═════ Dataset records

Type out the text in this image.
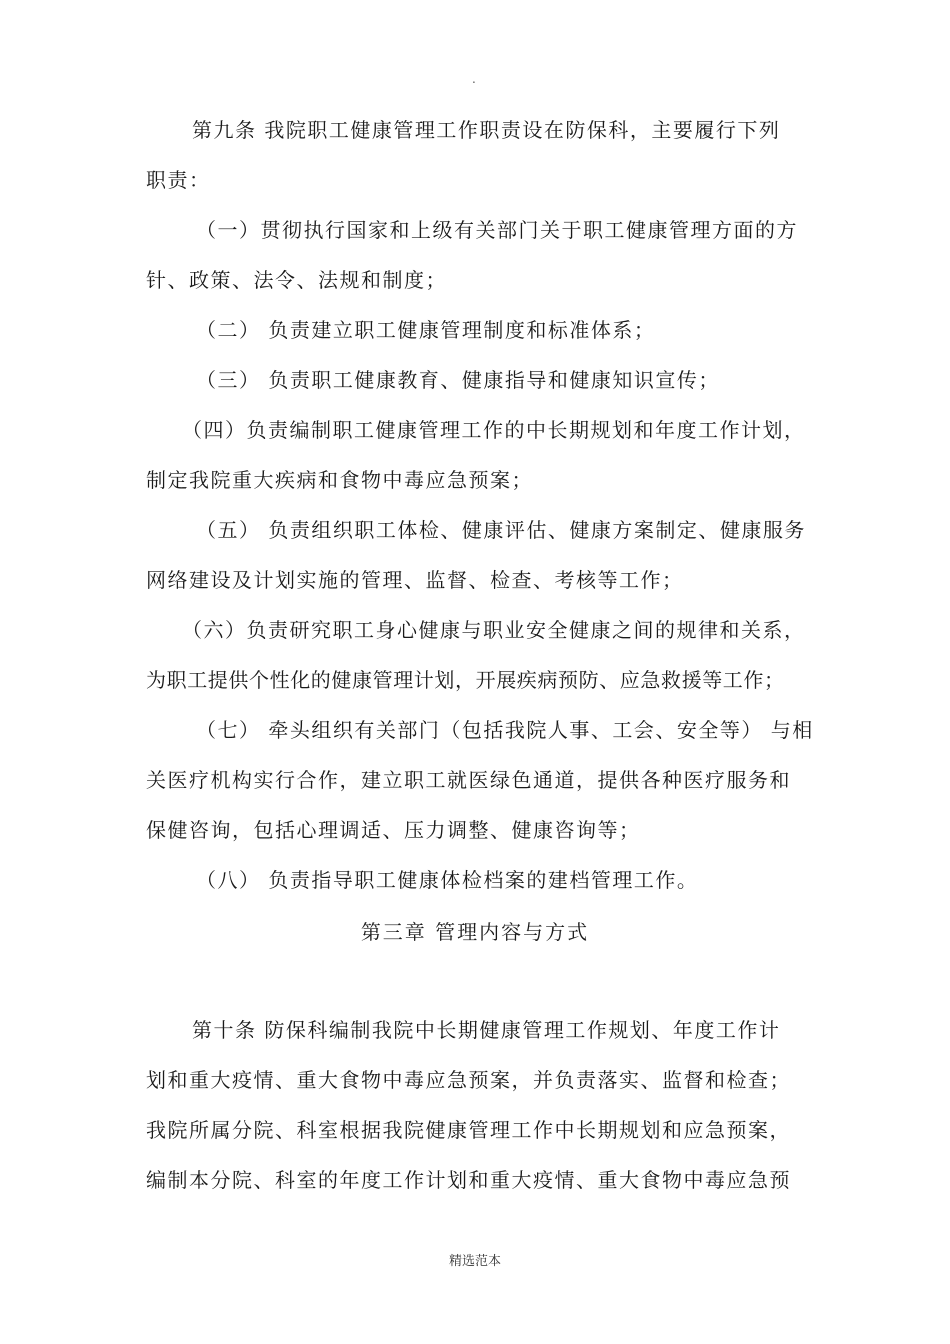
.
第九条 我院职工健康管理工作职责设在防保科，主要履行下列
职责：
（一）贯彻执行国家和上级有关部门关于职工健康管理方面的方
针、政策、法令、法规和制度；
（二） 负责建立职工健康管理制度和标准体系；
（三） 负责职工健康教育、健康指导和健康知识宣传；
（四）负责编制职工健康管理工作的中长期规划和年度工作计划，
制定我院重大疾病和食物中毒应急预案；
（五） 负责组织职工体检、健康评估、健康方案制定、健康服务
网络建设及计划实施的管理、监督、检查、考核等工作；
（六）负责研究职工身心健康与职业安全健康之间的规律和关系，
为职工提供个性化的健康管理计划，开展疾病预防、应急救援等工作；
（七） 牵头组织有关部门（包括我院人事、工会、安全等） 与相
关医疗机构实行合作，建立职工就医绿色通道，提供各种医疗服务和
保健咨询，包括心理调适、压力调整、健康咨询等；
（八） 负责指导职工健康体检档案的建档管理工作。
第三章 管理内容与方式
第十条 防保科编制我院中长期健康管理工作规划、年度工作计
划和重大疫情、重大食物中毒应急预案，并负责落实、监督和检查；
我院所属分院、科室根据我院健康管理工作中长期规划和应急预案，
编制本分院、科室的年度工作计划和重大疫情、重大食物中毒应急预
精选范本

══════════

## What the task requires
Repeat all the data as it stands, dropping any images it holds.

## Solved problem
Type out the text in this image.
.
第九条 我院职工健康管理工作职责设在防保科，主要履行下列
职责：
（一）贯彻执行国家和上级有关部门关于职工健康管理方面的方
针、政策、法令、法规和制度；
（二） 负责建立职工健康管理制度和标准体系；
（三） 负责职工健康教育、健康指导和健康知识宣传；
（四）负责编制职工健康管理工作的中长期规划和年度工作计划，
制定我院重大疾病和食物中毒应急预案；
（五） 负责组织职工体检、健康评估、健康方案制定、健康服务
网络建设及计划实施的管理、监督、检查、考核等工作；
（六）负责研究职工身心健康与职业安全健康之间的规律和关系，
为职工提供个性化的健康管理计划，开展疾病预防、应急救援等工作；
（七） 牵头组织有关部门（包括我院人事、工会、安全等） 与相
关医疗机构实行合作，建立职工就医绿色通道，提供各种医疗服务和
保健咨询，包括心理调适、压力调整、健康咨询等；
（八） 负责指导职工健康体检档案的建档管理工作。
第三章 管理内容与方式
第十条 防保科编制我院中长期健康管理工作规划、年度工作计
划和重大疫情、重大食物中毒应急预案，并负责落实、监督和检查；
我院所属分院、科室根据我院健康管理工作中长期规划和应急预案，
编制本分院、科室的年度工作计划和重大疫情、重大食物中毒应急预
精选范本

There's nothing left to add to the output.